[EXERCISE INPUTS]
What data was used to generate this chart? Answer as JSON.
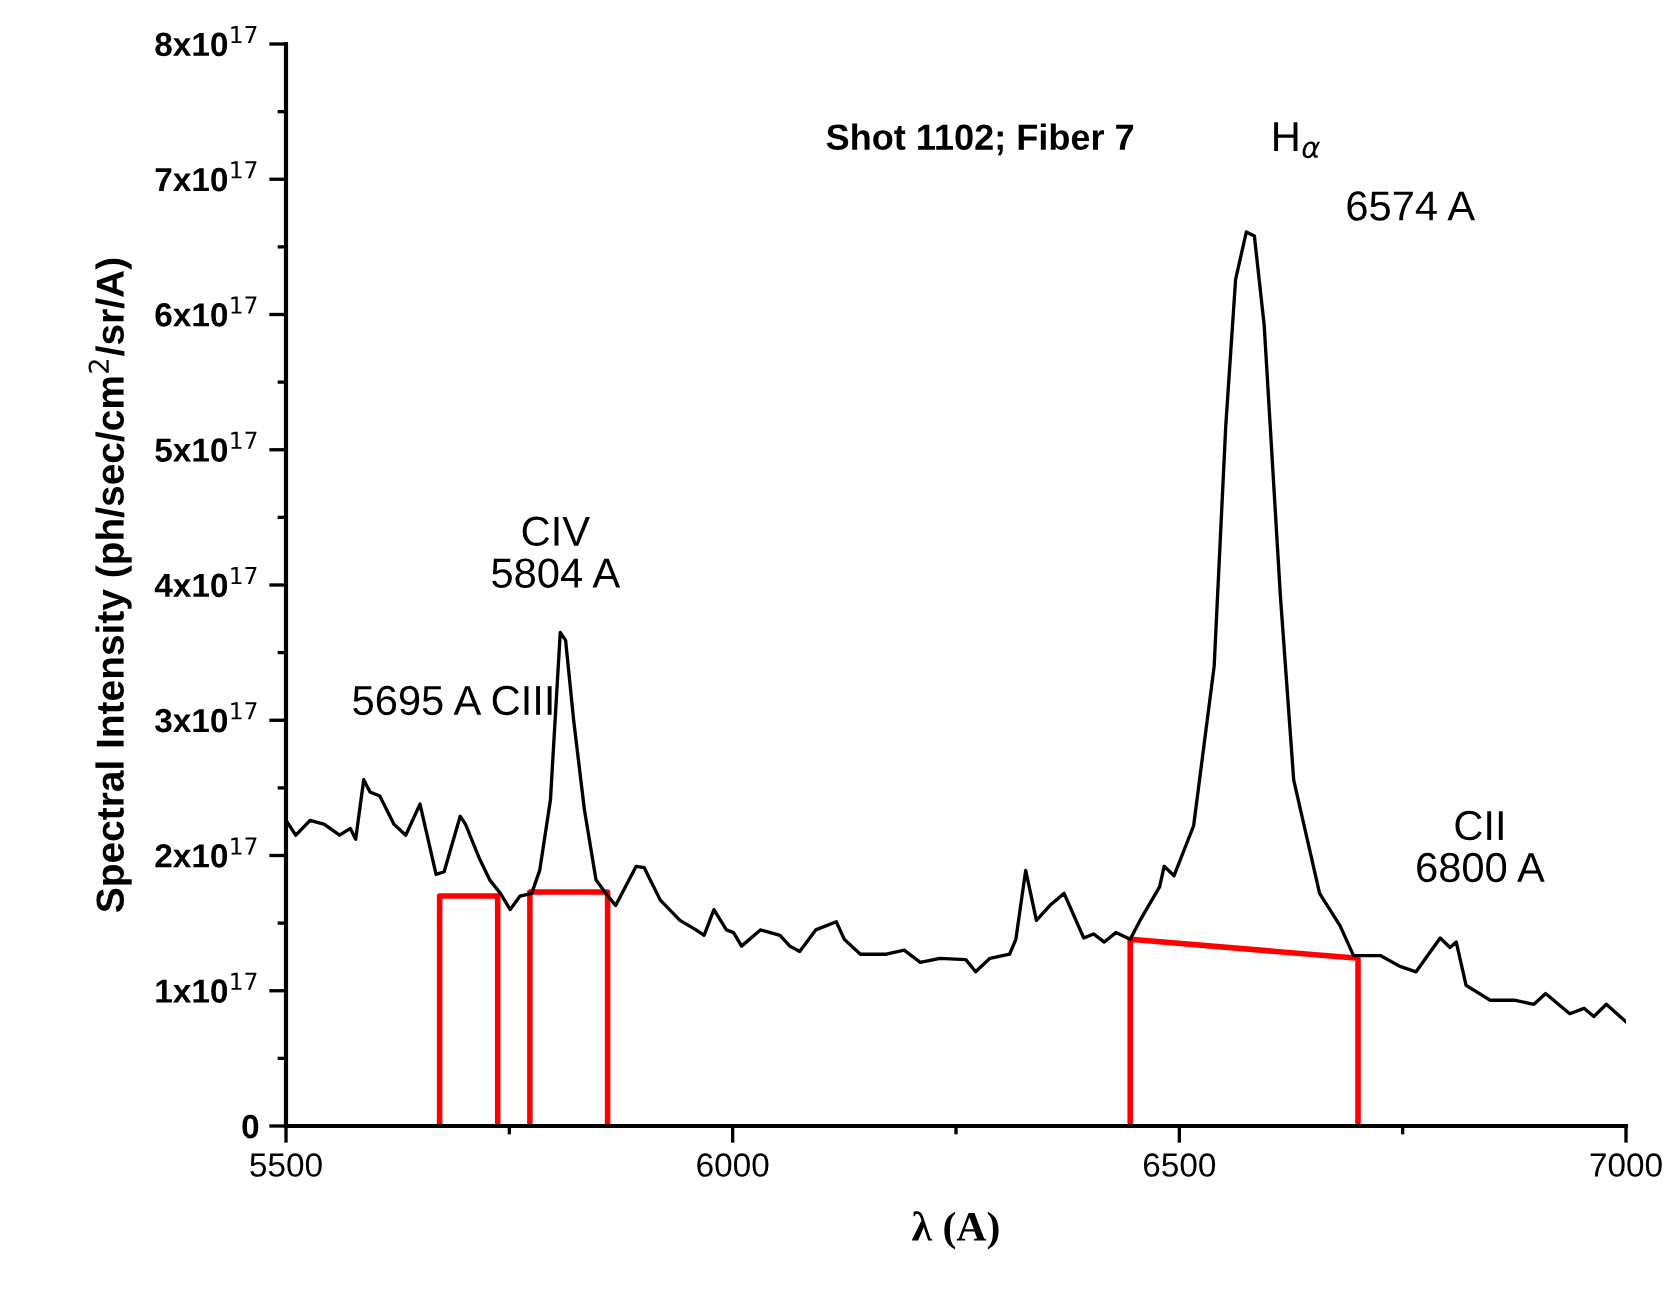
{
  "chart_data": {
    "type": "line",
    "xlabel": "λ (A)",
    "ylabel": "Spectral Intensity (ph/sec/cm$^{2}$/sr/A)",
    "xlim": [
      5500,
      7000
    ],
    "ylim": [
      0,
      8e+17
    ],
    "xticks": [
      5500,
      {
        "value": 5750,
        "label": null
      },
      6000,
      {
        "value": 6250,
        "label": null
      },
      6500,
      {
        "value": 6750,
        "label": null
      },
      7000
    ],
    "yticks": [
      0,
      {
        "value": 5e+16,
        "label": null
      },
      {
        "value": 1e+17,
        "label": "1x10$^{17}$"
      },
      {
        "value": 1.5e+17,
        "label": null
      },
      {
        "value": 2e+17,
        "label": "2x10$^{17}$"
      },
      {
        "value": 2.5e+17,
        "label": null
      },
      {
        "value": 3e+17,
        "label": "3x10$^{17}$"
      },
      {
        "value": 3.5e+17,
        "label": null
      },
      {
        "value": 4e+17,
        "label": "4x10$^{17}$"
      },
      {
        "value": 4.5e+17,
        "label": null
      },
      {
        "value": 5e+17,
        "label": "5x10$^{17}$"
      },
      {
        "value": 5.5e+17,
        "label": null
      },
      {
        "value": 6e+17,
        "label": "6x10$^{17}$"
      },
      {
        "value": 6.5e+17,
        "label": null
      },
      {
        "value": 7e+17,
        "label": "7x10$^{17}$"
      },
      {
        "value": 7.5e+17,
        "label": null
      },
      {
        "value": 8e+17,
        "label": "8x10$^{17}$"
      }
    ],
    "grid": false,
    "line_style": "solid",
    "marker": "none",
    "annotations": [
      "Shot 1102; Fiber 7",
      "5695 A CIII",
      "CIV\n5804 A",
      "H$_{α}$",
      "6574 A",
      "CII\n6800 A"
    ],
    "series": [
      {
        "color": "#000000",
        "x": [
          5500,
          5511,
          5527,
          5543,
          5560,
          5572,
          5578,
          5587,
          5594,
          5605,
          5621,
          5634,
          5650,
          5668,
          5677,
          5695,
          5701,
          5717,
          5728,
          5740,
          5751,
          5762,
          5775,
          5784,
          5796,
          5807,
          5813,
          5822,
          5834,
          5847,
          5858,
          5869,
          5892,
          5901,
          5919,
          5941,
          5959,
          5968,
          5979,
          5993,
          6001,
          6010,
          6031,
          6053,
          6064,
          6075,
          6093,
          6116,
          6125,
          6143,
          6172,
          6192,
          6210,
          6232,
          6261,
          6272,
          6288,
          6310,
          6317,
          6328,
          6340,
          6355,
          6371,
          6393,
          6404,
          6416,
          6429,
          6445,
          6456,
          6478,
          6483,
          6494,
          6516,
          6539,
          6552,
          6563,
          6575,
          6584,
          6595,
          6613,
          6628,
          6657,
          6680,
          6695,
          6725,
          6747,
          6765,
          6792,
          6803,
          6810,
          6821,
          6848,
          6875,
          6897,
          6910,
          6937,
          6953,
          6964,
          6978,
          7000
        ],
        "values": [
          2.26e+17,
          2.15e+17,
          2.26e+17,
          2.23e+17,
          2.15e+17,
          2.2e+17,
          2.12e+17,
          2.56e+17,
          2.47e+17,
          2.44e+17,
          2.23e+17,
          2.15e+17,
          2.38e+17,
          1.86e+17,
          1.88e+17,
          2.29e+17,
          2.23e+17,
          1.97e+17,
          1.82e+17,
          1.72e+17,
          1.6e+17,
          1.7e+17,
          1.72e+17,
          1.89e+17,
          2.41e+17,
          3.65e+17,
          3.59e+17,
          3e+17,
          2.34e+17,
          1.82e+17,
          1.72e+17,
          1.63e+17,
          1.92e+17,
          1.91e+17,
          1.67e+17,
          1.52e+17,
          1.45e+17,
          1.41e+17,
          1.6e+17,
          1.45e+17,
          1.43e+17,
          1.33e+17,
          1.45e+17,
          1.41e+17,
          1.33e+17,
          1.29e+17,
          1.45e+17,
          1.51e+17,
          1.38e+17,
          1.27e+17,
          1.27e+17,
          1.3e+17,
          1.21e+17,
          1.24e+17,
          1.23e+17,
          1.14e+17,
          1.24e+17,
          1.27e+17,
          1.38e+17,
          1.89e+17,
          1.52e+17,
          1.63e+17,
          1.72e+17,
          1.39e+17,
          1.42e+17,
          1.36e+17,
          1.43e+17,
          1.38e+17,
          1.52e+17,
          1.77e+17,
          1.92e+17,
          1.85e+17,
          2.22e+17,
          3.4e+17,
          5.18e+17,
          6.26e+17,
          6.61e+17,
          6.58e+17,
          5.92e+17,
          3.93e+17,
          2.56e+17,
          1.72e+17,
          1.48e+17,
          1.26e+17,
          1.26e+17,
          1.18e+17,
          1.14e+17,
          1.39e+17,
          1.32e+17,
          1.36e+17,
          1.04e+17,
          9.3e+16,
          9.3e+16,
          9e+16,
          9.8e+16,
          8.3e+16,
          8.7e+16,
          8.1e+16,
          9e+16,
          7.7e+16
        ]
      },
      {
        "color": "#ff0000",
        "x": [
          5672,
          5672,
          5737,
          5737
        ],
        "values": [
          0,
          1.7e+17,
          1.7e+17,
          0
        ]
      },
      {
        "color": "#ff0000",
        "x": [
          5773,
          5773,
          5860,
          5860
        ],
        "values": [
          0,
          1.73e+17,
          1.73e+17,
          0
        ]
      },
      {
        "color": "#ff0000",
        "x": [
          6445,
          6445,
          6700,
          6700
        ],
        "values": [
          0,
          1.38e+17,
          1.24e+17,
          0
        ]
      }
    ]
  }
}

[REQUEST] From the material above, copy everything exactly but the pictures.

[RESULT FOR THIS EXERCISE]
What data was used to generate this chart? Answer as JSON.
{
  "chart_data": {
    "type": "line",
    "xlabel": "λ (A)",
    "ylabel": "Spectral Intensity (ph/sec/cm$^{2}$/sr/A)",
    "xlim": [
      5500,
      7000
    ],
    "ylim": [
      0,
      8e+17
    ],
    "xticks": [
      5500,
      {
        "value": 5750,
        "label": null
      },
      6000,
      {
        "value": 6250,
        "label": null
      },
      6500,
      {
        "value": 6750,
        "label": null
      },
      7000
    ],
    "yticks": [
      0,
      {
        "value": 5e+16,
        "label": null
      },
      {
        "value": 1e+17,
        "label": "1x10$^{17}$"
      },
      {
        "value": 1.5e+17,
        "label": null
      },
      {
        "value": 2e+17,
        "label": "2x10$^{17}$"
      },
      {
        "value": 2.5e+17,
        "label": null
      },
      {
        "value": 3e+17,
        "label": "3x10$^{17}$"
      },
      {
        "value": 3.5e+17,
        "label": null
      },
      {
        "value": 4e+17,
        "label": "4x10$^{17}$"
      },
      {
        "value": 4.5e+17,
        "label": null
      },
      {
        "value": 5e+17,
        "label": "5x10$^{17}$"
      },
      {
        "value": 5.5e+17,
        "label": null
      },
      {
        "value": 6e+17,
        "label": "6x10$^{17}$"
      },
      {
        "value": 6.5e+17,
        "label": null
      },
      {
        "value": 7e+17,
        "label": "7x10$^{17}$"
      },
      {
        "value": 7.5e+17,
        "label": null
      },
      {
        "value": 8e+17,
        "label": "8x10$^{17}$"
      }
    ],
    "grid": false,
    "line_style": "solid",
    "marker": "none",
    "annotations": [
      "Shot 1102; Fiber 7",
      "5695 A CIII",
      "CIV\n5804 A",
      "H$_{α}$",
      "6574 A",
      "CII\n6800 A"
    ],
    "series": [
      {
        "color": "#000000",
        "x": [
          5500,
          5511,
          5527,
          5543,
          5560,
          5572,
          5578,
          5587,
          5594,
          5605,
          5621,
          5634,
          5650,
          5668,
          5677,
          5695,
          5701,
          5717,
          5728,
          5740,
          5751,
          5762,
          5775,
          5784,
          5796,
          5807,
          5813,
          5822,
          5834,
          5847,
          5858,
          5869,
          5892,
          5901,
          5919,
          5941,
          5959,
          5968,
          5979,
          5993,
          6001,
          6010,
          6031,
          6053,
          6064,
          6075,
          6093,
          6116,
          6125,
          6143,
          6172,
          6192,
          6210,
          6232,
          6261,
          6272,
          6288,
          6310,
          6317,
          6328,
          6340,
          6355,
          6371,
          6393,
          6404,
          6416,
          6429,
          6445,
          6456,
          6478,
          6483,
          6494,
          6516,
          6539,
          6552,
          6563,
          6575,
          6584,
          6595,
          6613,
          6628,
          6657,
          6680,
          6695,
          6725,
          6747,
          6765,
          6792,
          6803,
          6810,
          6821,
          6848,
          6875,
          6897,
          6910,
          6937,
          6953,
          6964,
          6978,
          7000
        ],
        "values": [
          2.26e+17,
          2.15e+17,
          2.26e+17,
          2.23e+17,
          2.15e+17,
          2.2e+17,
          2.12e+17,
          2.56e+17,
          2.47e+17,
          2.44e+17,
          2.23e+17,
          2.15e+17,
          2.38e+17,
          1.86e+17,
          1.88e+17,
          2.29e+17,
          2.23e+17,
          1.97e+17,
          1.82e+17,
          1.72e+17,
          1.6e+17,
          1.7e+17,
          1.72e+17,
          1.89e+17,
          2.41e+17,
          3.65e+17,
          3.59e+17,
          3e+17,
          2.34e+17,
          1.82e+17,
          1.72e+17,
          1.63e+17,
          1.92e+17,
          1.91e+17,
          1.67e+17,
          1.52e+17,
          1.45e+17,
          1.41e+17,
          1.6e+17,
          1.45e+17,
          1.43e+17,
          1.33e+17,
          1.45e+17,
          1.41e+17,
          1.33e+17,
          1.29e+17,
          1.45e+17,
          1.51e+17,
          1.38e+17,
          1.27e+17,
          1.27e+17,
          1.3e+17,
          1.21e+17,
          1.24e+17,
          1.23e+17,
          1.14e+17,
          1.24e+17,
          1.27e+17,
          1.38e+17,
          1.89e+17,
          1.52e+17,
          1.63e+17,
          1.72e+17,
          1.39e+17,
          1.42e+17,
          1.36e+17,
          1.43e+17,
          1.38e+17,
          1.52e+17,
          1.77e+17,
          1.92e+17,
          1.85e+17,
          2.22e+17,
          3.4e+17,
          5.18e+17,
          6.26e+17,
          6.61e+17,
          6.58e+17,
          5.92e+17,
          3.93e+17,
          2.56e+17,
          1.72e+17,
          1.48e+17,
          1.26e+17,
          1.26e+17,
          1.18e+17,
          1.14e+17,
          1.39e+17,
          1.32e+17,
          1.36e+17,
          1.04e+17,
          9.3e+16,
          9.3e+16,
          9e+16,
          9.8e+16,
          8.3e+16,
          8.7e+16,
          8.1e+16,
          9e+16,
          7.7e+16
        ]
      },
      {
        "color": "#ff0000",
        "x": [
          5672,
          5672,
          5737,
          5737
        ],
        "values": [
          0,
          1.7e+17,
          1.7e+17,
          0
        ]
      },
      {
        "color": "#ff0000",
        "x": [
          5773,
          5773,
          5860,
          5860
        ],
        "values": [
          0,
          1.73e+17,
          1.73e+17,
          0
        ]
      },
      {
        "color": "#ff0000",
        "x": [
          6445,
          6445,
          6700,
          6700
        ],
        "values": [
          0,
          1.38e+17,
          1.24e+17,
          0
        ]
      }
    ]
  }
}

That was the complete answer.